- TASK TO CARRY OUT
Write down every entry below once more, exactly.

━━━ DATA FOR PROCESSING

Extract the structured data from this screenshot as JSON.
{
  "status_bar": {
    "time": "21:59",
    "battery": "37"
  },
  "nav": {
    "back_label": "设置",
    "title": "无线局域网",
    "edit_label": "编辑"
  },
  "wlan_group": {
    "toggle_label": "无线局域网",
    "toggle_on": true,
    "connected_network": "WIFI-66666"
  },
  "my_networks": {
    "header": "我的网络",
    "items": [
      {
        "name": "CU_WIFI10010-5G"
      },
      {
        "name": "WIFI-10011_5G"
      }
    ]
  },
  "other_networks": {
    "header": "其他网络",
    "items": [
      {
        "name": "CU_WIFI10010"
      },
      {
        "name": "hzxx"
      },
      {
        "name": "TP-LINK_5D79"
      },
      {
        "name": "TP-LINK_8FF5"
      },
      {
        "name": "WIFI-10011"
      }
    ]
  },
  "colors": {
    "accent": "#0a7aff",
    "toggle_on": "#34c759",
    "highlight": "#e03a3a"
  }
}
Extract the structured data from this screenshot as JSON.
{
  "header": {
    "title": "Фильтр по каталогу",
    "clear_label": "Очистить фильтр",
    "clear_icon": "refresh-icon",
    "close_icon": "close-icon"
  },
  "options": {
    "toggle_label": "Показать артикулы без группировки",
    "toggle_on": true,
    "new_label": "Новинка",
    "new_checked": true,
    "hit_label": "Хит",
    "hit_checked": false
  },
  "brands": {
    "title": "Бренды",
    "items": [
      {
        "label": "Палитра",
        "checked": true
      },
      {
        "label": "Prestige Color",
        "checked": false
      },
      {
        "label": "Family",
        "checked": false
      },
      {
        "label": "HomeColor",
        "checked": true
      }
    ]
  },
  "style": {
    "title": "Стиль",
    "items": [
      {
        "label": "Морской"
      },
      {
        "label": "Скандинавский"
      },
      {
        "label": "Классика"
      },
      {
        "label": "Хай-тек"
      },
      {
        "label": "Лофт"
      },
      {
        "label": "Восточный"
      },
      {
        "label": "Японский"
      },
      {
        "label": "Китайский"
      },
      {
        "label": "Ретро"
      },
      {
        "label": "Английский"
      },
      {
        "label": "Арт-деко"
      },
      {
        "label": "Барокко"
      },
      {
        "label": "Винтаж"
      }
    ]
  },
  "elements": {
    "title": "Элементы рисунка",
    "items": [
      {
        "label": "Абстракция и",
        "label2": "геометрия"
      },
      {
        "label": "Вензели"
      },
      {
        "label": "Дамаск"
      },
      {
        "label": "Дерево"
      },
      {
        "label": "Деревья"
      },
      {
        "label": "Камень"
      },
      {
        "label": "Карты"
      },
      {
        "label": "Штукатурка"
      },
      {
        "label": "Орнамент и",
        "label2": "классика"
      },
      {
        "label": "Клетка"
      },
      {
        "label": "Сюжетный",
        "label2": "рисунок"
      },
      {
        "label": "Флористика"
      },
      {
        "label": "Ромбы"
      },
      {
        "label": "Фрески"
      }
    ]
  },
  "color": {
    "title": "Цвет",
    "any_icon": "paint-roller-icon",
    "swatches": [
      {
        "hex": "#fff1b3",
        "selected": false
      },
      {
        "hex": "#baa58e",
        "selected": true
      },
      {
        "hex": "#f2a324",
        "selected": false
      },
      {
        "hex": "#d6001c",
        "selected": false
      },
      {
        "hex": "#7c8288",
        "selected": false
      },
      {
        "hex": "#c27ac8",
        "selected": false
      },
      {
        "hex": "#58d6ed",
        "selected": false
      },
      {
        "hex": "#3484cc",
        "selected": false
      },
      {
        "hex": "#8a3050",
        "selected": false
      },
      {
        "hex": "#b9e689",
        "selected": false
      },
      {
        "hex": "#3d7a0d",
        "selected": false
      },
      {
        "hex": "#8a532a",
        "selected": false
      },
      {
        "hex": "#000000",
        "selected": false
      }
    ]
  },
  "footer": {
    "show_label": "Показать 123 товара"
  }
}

━━━━━━

- OUTPUT FOR THIS EXERCISE
Extract the structured data from this screenshot as JSON.
{
  "status_bar": {
    "time": "21:59",
    "battery": "37"
  },
  "nav": {
    "back_label": "设置",
    "title": "无线局域网",
    "edit_label": "编辑"
  },
  "wlan_group": {
    "toggle_label": "无线局域网",
    "toggle_on": true,
    "connected_network": "WIFI-66666"
  },
  "my_networks": {
    "header": "我的网络",
    "items": [
      {
        "name": "CU_WIFI10010-5G"
      },
      {
        "name": "WIFI-10011_5G"
      }
    ]
  },
  "other_networks": {
    "header": "其他网络",
    "items": [
      {
        "name": "CU_WIFI10010"
      },
      {
        "name": "hzxx"
      },
      {
        "name": "TP-LINK_5D79"
      },
      {
        "name": "TP-LINK_8FF5"
      },
      {
        "name": "WIFI-10011"
      }
    ]
  },
  "colors": {
    "accent": "#0a7aff",
    "toggle_on": "#34c759",
    "highlight": "#e03a3a"
  }
}
Extract the structured data from this screenshot as JSON.
{
  "header": {
    "title": "Фильтр по каталогу",
    "clear_label": "Очистить фильтр",
    "clear_icon": "refresh-icon",
    "close_icon": "close-icon"
  },
  "options": {
    "toggle_label": "Показать артикулы без группировки",
    "toggle_on": true,
    "new_label": "Новинка",
    "new_checked": true,
    "hit_label": "Хит",
    "hit_checked": false
  },
  "brands": {
    "title": "Бренды",
    "items": [
      {
        "label": "Палитра",
        "checked": true
      },
      {
        "label": "Prestige Color",
        "checked": false
      },
      {
        "label": "Family",
        "checked": false
      },
      {
        "label": "HomeColor",
        "checked": true
      }
    ]
  },
  "style": {
    "title": "Стиль",
    "items": [
      {
        "label": "Морской"
      },
      {
        "label": "Скандинавский"
      },
      {
        "label": "Классика"
      },
      {
        "label": "Хай-тек"
      },
      {
        "label": "Лофт"
      },
      {
        "label": "Восточный"
      },
      {
        "label": "Японский"
      },
      {
        "label": "Китайский"
      },
      {
        "label": "Ретро"
      },
      {
        "label": "Английский"
      },
      {
        "label": "Арт-деко"
      },
      {
        "label": "Барокко"
      },
      {
        "label": "Винтаж"
      }
    ]
  },
  "elements": {
    "title": "Элементы рисунка",
    "items": [
      {
        "label": "Абстракция и",
        "label2": "геометрия"
      },
      {
        "label": "Вензели"
      },
      {
        "label": "Дамаск"
      },
      {
        "label": "Дерево"
      },
      {
        "label": "Деревья"
      },
      {
        "label": "Камень"
      },
      {
        "label": "Карты"
      },
      {
        "label": "Штукатурка"
      },
      {
        "label": "Орнамент и",
        "label2": "классика"
      },
      {
        "label": "Клетка"
      },
      {
        "label": "Сюжетный",
        "label2": "рисунок"
      },
      {
        "label": "Флористика"
      },
      {
        "label": "Ромбы"
      },
      {
        "label": "Фрески"
      }
    ]
  },
  "color": {
    "title": "Цвет",
    "any_icon": "paint-roller-icon",
    "swatches": [
      {
        "hex": "#fff1b3",
        "selected": false
      },
      {
        "hex": "#baa58e",
        "selected": true
      },
      {
        "hex": "#f2a324",
        "selected": false
      },
      {
        "hex": "#d6001c",
        "selected": false
      },
      {
        "hex": "#7c8288",
        "selected": false
      },
      {
        "hex": "#c27ac8",
        "selected": false
      },
      {
        "hex": "#58d6ed",
        "selected": false
      },
      {
        "hex": "#3484cc",
        "selected": false
      },
      {
        "hex": "#8a3050",
        "selected": false
      },
      {
        "hex": "#b9e689",
        "selected": false
      },
      {
        "hex": "#3d7a0d",
        "selected": false
      },
      {
        "hex": "#8a532a",
        "selected": false
      },
      {
        "hex": "#000000",
        "selected": false
      }
    ]
  },
  "footer": {
    "show_label": "Показать 123 товара"
  }
}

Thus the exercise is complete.